[TASK DETAILS] Give every line of the material again, exactly as written.
_____
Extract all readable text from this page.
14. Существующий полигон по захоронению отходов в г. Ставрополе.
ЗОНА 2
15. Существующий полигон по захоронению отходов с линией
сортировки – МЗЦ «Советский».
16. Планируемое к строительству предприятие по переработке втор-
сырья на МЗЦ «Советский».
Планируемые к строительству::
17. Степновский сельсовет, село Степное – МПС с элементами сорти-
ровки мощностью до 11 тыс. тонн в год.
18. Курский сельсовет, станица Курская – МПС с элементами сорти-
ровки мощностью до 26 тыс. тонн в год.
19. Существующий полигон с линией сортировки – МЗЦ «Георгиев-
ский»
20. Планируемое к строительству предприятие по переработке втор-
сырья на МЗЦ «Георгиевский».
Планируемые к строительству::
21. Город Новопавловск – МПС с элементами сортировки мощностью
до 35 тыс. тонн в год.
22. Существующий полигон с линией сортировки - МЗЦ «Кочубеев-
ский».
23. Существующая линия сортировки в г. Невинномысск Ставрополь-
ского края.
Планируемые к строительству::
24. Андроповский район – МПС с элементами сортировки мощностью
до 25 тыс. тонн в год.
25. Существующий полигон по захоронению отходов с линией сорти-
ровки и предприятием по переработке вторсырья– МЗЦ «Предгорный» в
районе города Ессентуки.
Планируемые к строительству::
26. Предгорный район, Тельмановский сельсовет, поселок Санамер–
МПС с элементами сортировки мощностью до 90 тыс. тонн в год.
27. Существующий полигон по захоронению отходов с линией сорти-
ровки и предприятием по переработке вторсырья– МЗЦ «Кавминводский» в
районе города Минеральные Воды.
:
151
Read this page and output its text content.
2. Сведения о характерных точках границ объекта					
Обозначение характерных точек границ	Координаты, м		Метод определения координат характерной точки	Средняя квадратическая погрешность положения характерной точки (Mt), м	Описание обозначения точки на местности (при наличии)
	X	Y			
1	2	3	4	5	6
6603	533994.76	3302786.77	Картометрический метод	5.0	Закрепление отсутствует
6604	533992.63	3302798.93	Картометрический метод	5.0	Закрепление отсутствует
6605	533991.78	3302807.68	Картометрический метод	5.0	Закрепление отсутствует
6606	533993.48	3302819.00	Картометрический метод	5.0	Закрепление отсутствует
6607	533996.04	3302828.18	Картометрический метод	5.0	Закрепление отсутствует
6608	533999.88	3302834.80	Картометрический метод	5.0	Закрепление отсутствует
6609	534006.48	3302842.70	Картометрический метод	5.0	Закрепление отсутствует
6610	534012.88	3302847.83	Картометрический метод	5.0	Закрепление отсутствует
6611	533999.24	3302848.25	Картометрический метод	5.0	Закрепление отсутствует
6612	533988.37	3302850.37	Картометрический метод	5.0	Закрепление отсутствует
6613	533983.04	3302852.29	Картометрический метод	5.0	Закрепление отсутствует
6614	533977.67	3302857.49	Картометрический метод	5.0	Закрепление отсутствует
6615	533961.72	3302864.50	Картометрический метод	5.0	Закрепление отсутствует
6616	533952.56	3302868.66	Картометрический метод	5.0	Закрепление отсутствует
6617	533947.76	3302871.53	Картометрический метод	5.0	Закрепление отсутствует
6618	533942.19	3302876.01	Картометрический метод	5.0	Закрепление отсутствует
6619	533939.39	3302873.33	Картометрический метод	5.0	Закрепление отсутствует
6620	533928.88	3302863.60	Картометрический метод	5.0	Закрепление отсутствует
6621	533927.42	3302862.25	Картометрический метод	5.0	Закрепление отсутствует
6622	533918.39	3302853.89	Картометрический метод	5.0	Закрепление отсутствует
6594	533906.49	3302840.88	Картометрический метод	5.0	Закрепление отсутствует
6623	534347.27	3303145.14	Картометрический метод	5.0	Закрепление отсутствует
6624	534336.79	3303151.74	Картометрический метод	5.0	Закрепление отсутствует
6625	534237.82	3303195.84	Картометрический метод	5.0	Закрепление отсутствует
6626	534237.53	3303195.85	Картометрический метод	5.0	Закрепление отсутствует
_____
[RESPONSE TO THIS TASK]
Extract all readable text from this page.
14. Существующий полигон по захоронению отходов в г. Ставрополе.
ЗОНА 2
15. Существующий полигон по захоронению отходов с линией
сортировки – МЗЦ «Советский».
16. Планируемое к строительству предприятие по переработке втор-
сырья на МЗЦ «Советский».
Планируемые к строительству::
17. Степновский сельсовет, село Степное – МПС с элементами сорти-
ровки мощностью до 11 тыс. тонн в год.
18. Курский сельсовет, станица Курская – МПС с элементами сорти-
ровки мощностью до 26 тыс. тонн в год.
19. Существующий полигон с линией сортировки – МЗЦ «Георгиев-
ский»
20. Планируемое к строительству предприятие по переработке втор-
сырья на МЗЦ «Георгиевский».
Планируемые к строительству::
21. Город Новопавловск – МПС с элементами сортировки мощностью
до 35 тыс. тонн в год.
22. Существующий полигон с линией сортировки - МЗЦ «Кочубеев-
ский».
23. Существующая линия сортировки в г. Невинномысск Ставрополь-
ского края.
Планируемые к строительству::
24. Андроповский район – МПС с элементами сортировки мощностью
до 25 тыс. тонн в год.
25. Существующий полигон по захоронению отходов с линией сорти-
ровки и предприятием по переработке вторсырья– МЗЦ «Предгорный» в
районе города Ессентуки.
Планируемые к строительству::
26. Предгорный район, Тельмановский сельсовет, поселок Санамер–
МПС с элементами сортировки мощностью до 90 тыс. тонн в год.
27. Существующий полигон по захоронению отходов с линией сорти-
ровки и предприятием по переработке вторсырья– МЗЦ «Кавминводский» в
районе города Минеральные Воды.
:
151
Read this page and output its text content.
2. Сведения о характерных точках границ объекта					
Обозначение характерных точек границ	Координаты, м		Метод определения координат характерной точки	Средняя квадратическая погрешность положения характерной точки (Mt), м	Описание обозначения точки на местности (при наличии)
	X	Y			
1	2	3	4	5	6
6603	533994.76	3302786.77	Картометрический метод	5.0	Закрепление отсутствует
6604	533992.63	3302798.93	Картометрический метод	5.0	Закрепление отсутствует
6605	533991.78	3302807.68	Картометрический метод	5.0	Закрепление отсутствует
6606	533993.48	3302819.00	Картометрический метод	5.0	Закрепление отсутствует
6607	533996.04	3302828.18	Картометрический метод	5.0	Закрепление отсутствует
6608	533999.88	3302834.80	Картометрический метод	5.0	Закрепление отсутствует
6609	534006.48	3302842.70	Картометрический метод	5.0	Закрепление отсутствует
6610	534012.88	3302847.83	Картометрический метод	5.0	Закрепление отсутствует
6611	533999.24	3302848.25	Картометрический метод	5.0	Закрепление отсутствует
6612	533988.37	3302850.37	Картометрический метод	5.0	Закрепление отсутствует
6613	533983.04	3302852.29	Картометрический метод	5.0	Закрепление отсутствует
6614	533977.67	3302857.49	Картометрический метод	5.0	Закрепление отсутствует
6615	533961.72	3302864.50	Картометрический метод	5.0	Закрепление отсутствует
6616	533952.56	3302868.66	Картометрический метод	5.0	Закрепление отсутствует
6617	533947.76	3302871.53	Картометрический метод	5.0	Закрепление отсутствует
6618	533942.19	3302876.01	Картометрический метод	5.0	Закрепление отсутствует
6619	533939.39	3302873.33	Картометрический метод	5.0	Закрепление отсутствует
6620	533928.88	3302863.60	Картометрический метод	5.0	Закрепление отсутствует
6621	533927.42	3302862.25	Картометрический метод	5.0	Закрепление отсутствует
6622	533918.39	3302853.89	Картометрический метод	5.0	Закрепление отсутствует
6594	533906.49	3302840.88	Картометрический метод	5.0	Закрепление отсутствует
6623	534347.27	3303145.14	Картометрический метод	5.0	Закрепление отсутствует
6624	534336.79	3303151.74	Картометрический метод	5.0	Закрепление отсутствует
6625	534237.82	3303195.84	Картометрический метод	5.0	Закрепление отсутствует
6626	534237.53	3303195.85	Картометрический метод	5.0	Закрепление отсутствует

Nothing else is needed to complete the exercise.